-- Begin --

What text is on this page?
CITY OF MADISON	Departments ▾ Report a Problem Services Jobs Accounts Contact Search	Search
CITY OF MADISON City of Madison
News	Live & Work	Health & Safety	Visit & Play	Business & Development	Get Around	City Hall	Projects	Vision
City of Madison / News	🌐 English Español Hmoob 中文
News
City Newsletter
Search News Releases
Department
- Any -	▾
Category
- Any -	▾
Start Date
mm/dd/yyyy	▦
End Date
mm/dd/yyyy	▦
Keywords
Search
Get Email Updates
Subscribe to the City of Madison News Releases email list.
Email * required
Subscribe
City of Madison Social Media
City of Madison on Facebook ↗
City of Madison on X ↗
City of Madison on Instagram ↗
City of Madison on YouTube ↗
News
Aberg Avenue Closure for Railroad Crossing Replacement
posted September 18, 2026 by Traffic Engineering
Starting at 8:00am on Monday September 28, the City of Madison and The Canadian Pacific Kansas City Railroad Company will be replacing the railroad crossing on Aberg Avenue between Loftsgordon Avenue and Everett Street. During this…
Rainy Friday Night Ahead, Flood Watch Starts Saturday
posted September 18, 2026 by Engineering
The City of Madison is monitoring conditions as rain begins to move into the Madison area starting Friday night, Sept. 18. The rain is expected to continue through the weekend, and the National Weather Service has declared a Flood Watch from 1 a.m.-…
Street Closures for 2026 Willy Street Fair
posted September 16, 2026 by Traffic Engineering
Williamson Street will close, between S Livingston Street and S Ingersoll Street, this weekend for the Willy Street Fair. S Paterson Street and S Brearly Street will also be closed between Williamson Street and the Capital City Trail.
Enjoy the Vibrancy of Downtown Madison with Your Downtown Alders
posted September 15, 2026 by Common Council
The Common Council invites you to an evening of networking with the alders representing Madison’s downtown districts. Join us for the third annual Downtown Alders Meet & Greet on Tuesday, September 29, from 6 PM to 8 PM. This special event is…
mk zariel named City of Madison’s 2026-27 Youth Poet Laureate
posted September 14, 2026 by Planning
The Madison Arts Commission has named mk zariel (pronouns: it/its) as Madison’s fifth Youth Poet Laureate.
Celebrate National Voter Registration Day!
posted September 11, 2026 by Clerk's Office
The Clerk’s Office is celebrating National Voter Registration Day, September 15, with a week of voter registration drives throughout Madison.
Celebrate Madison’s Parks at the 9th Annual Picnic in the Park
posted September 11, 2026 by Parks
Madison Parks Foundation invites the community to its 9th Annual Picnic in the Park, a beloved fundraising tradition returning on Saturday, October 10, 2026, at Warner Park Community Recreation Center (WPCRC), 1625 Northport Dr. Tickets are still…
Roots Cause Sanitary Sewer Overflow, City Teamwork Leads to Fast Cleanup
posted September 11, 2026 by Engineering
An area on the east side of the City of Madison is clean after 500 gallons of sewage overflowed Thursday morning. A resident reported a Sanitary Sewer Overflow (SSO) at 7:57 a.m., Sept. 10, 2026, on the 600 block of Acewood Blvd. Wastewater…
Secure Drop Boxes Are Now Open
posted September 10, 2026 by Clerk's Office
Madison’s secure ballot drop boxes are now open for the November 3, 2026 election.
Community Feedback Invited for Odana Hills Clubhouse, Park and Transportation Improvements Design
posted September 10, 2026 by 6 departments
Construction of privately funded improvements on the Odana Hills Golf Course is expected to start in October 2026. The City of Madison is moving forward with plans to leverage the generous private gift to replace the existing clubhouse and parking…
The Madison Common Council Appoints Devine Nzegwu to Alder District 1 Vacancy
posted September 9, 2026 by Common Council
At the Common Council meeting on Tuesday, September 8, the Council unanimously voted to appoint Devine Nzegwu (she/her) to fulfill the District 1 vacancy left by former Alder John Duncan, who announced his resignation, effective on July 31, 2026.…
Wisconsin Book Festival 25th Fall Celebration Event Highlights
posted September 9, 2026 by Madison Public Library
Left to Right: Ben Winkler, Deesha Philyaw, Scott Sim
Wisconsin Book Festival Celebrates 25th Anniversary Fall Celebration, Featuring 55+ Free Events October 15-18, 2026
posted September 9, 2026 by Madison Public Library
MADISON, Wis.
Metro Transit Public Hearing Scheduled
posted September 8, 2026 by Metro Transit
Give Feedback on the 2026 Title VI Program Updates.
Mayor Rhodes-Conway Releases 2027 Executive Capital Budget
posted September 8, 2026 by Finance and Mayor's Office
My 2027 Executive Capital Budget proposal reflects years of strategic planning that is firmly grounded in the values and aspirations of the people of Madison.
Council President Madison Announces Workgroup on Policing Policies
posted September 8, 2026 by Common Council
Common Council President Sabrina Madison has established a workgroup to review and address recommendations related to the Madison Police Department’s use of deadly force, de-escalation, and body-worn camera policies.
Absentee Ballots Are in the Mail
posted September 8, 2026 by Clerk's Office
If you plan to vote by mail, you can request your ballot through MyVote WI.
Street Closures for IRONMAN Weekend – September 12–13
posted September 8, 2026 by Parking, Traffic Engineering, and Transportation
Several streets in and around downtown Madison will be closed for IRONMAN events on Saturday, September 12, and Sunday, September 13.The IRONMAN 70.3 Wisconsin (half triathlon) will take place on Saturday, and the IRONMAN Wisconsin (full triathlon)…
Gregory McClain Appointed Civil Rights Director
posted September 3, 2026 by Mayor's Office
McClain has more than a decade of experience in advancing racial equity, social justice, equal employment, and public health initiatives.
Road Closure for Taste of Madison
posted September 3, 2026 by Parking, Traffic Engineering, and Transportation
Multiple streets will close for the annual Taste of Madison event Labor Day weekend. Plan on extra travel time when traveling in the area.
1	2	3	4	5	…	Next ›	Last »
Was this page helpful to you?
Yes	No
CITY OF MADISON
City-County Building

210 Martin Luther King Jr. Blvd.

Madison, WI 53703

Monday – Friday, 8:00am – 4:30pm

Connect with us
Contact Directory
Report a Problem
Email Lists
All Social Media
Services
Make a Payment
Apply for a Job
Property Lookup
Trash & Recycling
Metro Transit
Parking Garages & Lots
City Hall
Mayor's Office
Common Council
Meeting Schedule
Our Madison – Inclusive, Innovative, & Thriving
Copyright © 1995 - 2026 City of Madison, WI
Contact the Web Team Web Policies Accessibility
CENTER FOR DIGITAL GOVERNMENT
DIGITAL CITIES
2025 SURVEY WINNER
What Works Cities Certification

-- End --

■ **Your objective**:
Without changing a word, restate the whole listing.

■ **Result below**:
What text is on this page?
CITY OF MADISON	Departments ▾ Report a Problem Services Jobs Accounts Contact Search	Search
CITY OF MADISON City of Madison
News	Live & Work	Health & Safety	Visit & Play	Business & Development	Get Around	City Hall	Projects	Vision
City of Madison / News	🌐 English Español Hmoob 中文
News
City Newsletter
Search News Releases
Department
- Any -	▾
Category
- Any -	▾
Start Date
mm/dd/yyyy	▦
End Date
mm/dd/yyyy	▦
Keywords
Search
Get Email Updates
Subscribe to the City of Madison News Releases email list.
Email * required
Subscribe
City of Madison Social Media
City of Madison on Facebook ↗
City of Madison on X ↗
City of Madison on Instagram ↗
City of Madison on YouTube ↗
News
Aberg Avenue Closure for Railroad Crossing Replacement
posted September 18, 2026 by Traffic Engineering
Starting at 8:00am on Monday September 28, the City of Madison and The Canadian Pacific Kansas City Railroad Company will be replacing the railroad crossing on Aberg Avenue between Loftsgordon Avenue and Everett Street. During this…
Rainy Friday Night Ahead, Flood Watch Starts Saturday
posted September 18, 2026 by Engineering
The City of Madison is monitoring conditions as rain begins to move into the Madison area starting Friday night, Sept. 18. The rain is expected to continue through the weekend, and the National Weather Service has declared a Flood Watch from 1 a.m.-…
Street Closures for 2026 Willy Street Fair
posted September 16, 2026 by Traffic Engineering
Williamson Street will close, between S Livingston Street and S Ingersoll Street, this weekend for the Willy Street Fair. S Paterson Street and S Brearly Street will also be closed between Williamson Street and the Capital City Trail.
Enjoy the Vibrancy of Downtown Madison with Your Downtown Alders
posted September 15, 2026 by Common Council
The Common Council invites you to an evening of networking with the alders representing Madison’s downtown districts. Join us for the third annual Downtown Alders Meet & Greet on Tuesday, September 29, from 6 PM to 8 PM. This special event is…
mk zariel named City of Madison’s 2026-27 Youth Poet Laureate
posted September 14, 2026 by Planning
The Madison Arts Commission has named mk zariel (pronouns: it/its) as Madison’s fifth Youth Poet Laureate.
Celebrate National Voter Registration Day!
posted September 11, 2026 by Clerk's Office
The Clerk’s Office is celebrating National Voter Registration Day, September 15, with a week of voter registration drives throughout Madison.
Celebrate Madison’s Parks at the 9th Annual Picnic in the Park
posted September 11, 2026 by Parks
Madison Parks Foundation invites the community to its 9th Annual Picnic in the Park, a beloved fundraising tradition returning on Saturday, October 10, 2026, at Warner Park Community Recreation Center (WPCRC), 1625 Northport Dr. Tickets are still…
Roots Cause Sanitary Sewer Overflow, City Teamwork Leads to Fast Cleanup
posted September 11, 2026 by Engineering
An area on the east side of the City of Madison is clean after 500 gallons of sewage overflowed Thursday morning. A resident reported a Sanitary Sewer Overflow (SSO) at 7:57 a.m., Sept. 10, 2026, on the 600 block of Acewood Blvd. Wastewater…
Secure Drop Boxes Are Now Open
posted September 10, 2026 by Clerk's Office
Madison’s secure ballot drop boxes are now open for the November 3, 2026 election.
Community Feedback Invited for Odana Hills Clubhouse, Park and Transportation Improvements Design
posted September 10, 2026 by 6 departments
Construction of privately funded improvements on the Odana Hills Golf Course is expected to start in October 2026. The City of Madison is moving forward with plans to leverage the generous private gift to replace the existing clubhouse and parking…
The Madison Common Council Appoints Devine Nzegwu to Alder District 1 Vacancy
posted September 9, 2026 by Common Council
At the Common Council meeting on Tuesday, September 8, the Council unanimously voted to appoint Devine Nzegwu (she/her) to fulfill the District 1 vacancy left by former Alder John Duncan, who announced his resignation, effective on July 31, 2026.…
Wisconsin Book Festival 25th Fall Celebration Event Highlights
posted September 9, 2026 by Madison Public Library
Left to Right: Ben Winkler, Deesha Philyaw, Scott Sim
Wisconsin Book Festival Celebrates 25th Anniversary Fall Celebration, Featuring 55+ Free Events October 15-18, 2026
posted September 9, 2026 by Madison Public Library
MADISON, Wis.
Metro Transit Public Hearing Scheduled
posted September 8, 2026 by Metro Transit
Give Feedback on the 2026 Title VI Program Updates.
Mayor Rhodes-Conway Releases 2027 Executive Capital Budget
posted September 8, 2026 by Finance and Mayor's Office
My 2027 Executive Capital Budget proposal reflects years of strategic planning that is firmly grounded in the values and aspirations of the people of Madison.
Council President Madison Announces Workgroup on Policing Policies
posted September 8, 2026 by Common Council
Common Council President Sabrina Madison has established a workgroup to review and address recommendations related to the Madison Police Department’s use of deadly force, de-escalation, and body-worn camera policies.
Absentee Ballots Are in the Mail
posted September 8, 2026 by Clerk's Office
If you plan to vote by mail, you can request your ballot through MyVote WI.
Street Closures for IRONMAN Weekend – September 12–13
posted September 8, 2026 by Parking, Traffic Engineering, and Transportation
Several streets in and around downtown Madison will be closed for IRONMAN events on Saturday, September 12, and Sunday, September 13.The IRONMAN 70.3 Wisconsin (half triathlon) will take place on Saturday, and the IRONMAN Wisconsin (full triathlon)…
Gregory McClain Appointed Civil Rights Director
posted September 3, 2026 by Mayor's Office
McClain has more than a decade of experience in advancing racial equity, social justice, equal employment, and public health initiatives.
Road Closure for Taste of Madison
posted September 3, 2026 by Parking, Traffic Engineering, and Transportation
Multiple streets will close for the annual Taste of Madison event Labor Day weekend. Plan on extra travel time when traveling in the area.
1	2	3	4	5	…	Next ›	Last »
Was this page helpful to you?
Yes	No
CITY OF MADISON
City-County Building

210 Martin Luther King Jr. Blvd.

Madison, WI 53703

Monday – Friday, 8:00am – 4:30pm

Connect with us
Contact Directory
Report a Problem
Email Lists
All Social Media
Services
Make a Payment
Apply for a Job
Property Lookup
Trash & Recycling
Metro Transit
Parking Garages & Lots
City Hall
Mayor's Office
Common Council
Meeting Schedule
Our Madison – Inclusive, Innovative, & Thriving
Copyright © 1995 - 2026 City of Madison, WI
Contact the Web Team Web Policies Accessibility
CENTER FOR DIGITAL GOVERNMENT
DIGITAL CITIES
2025 SURVEY WINNER
What Works Cities Certification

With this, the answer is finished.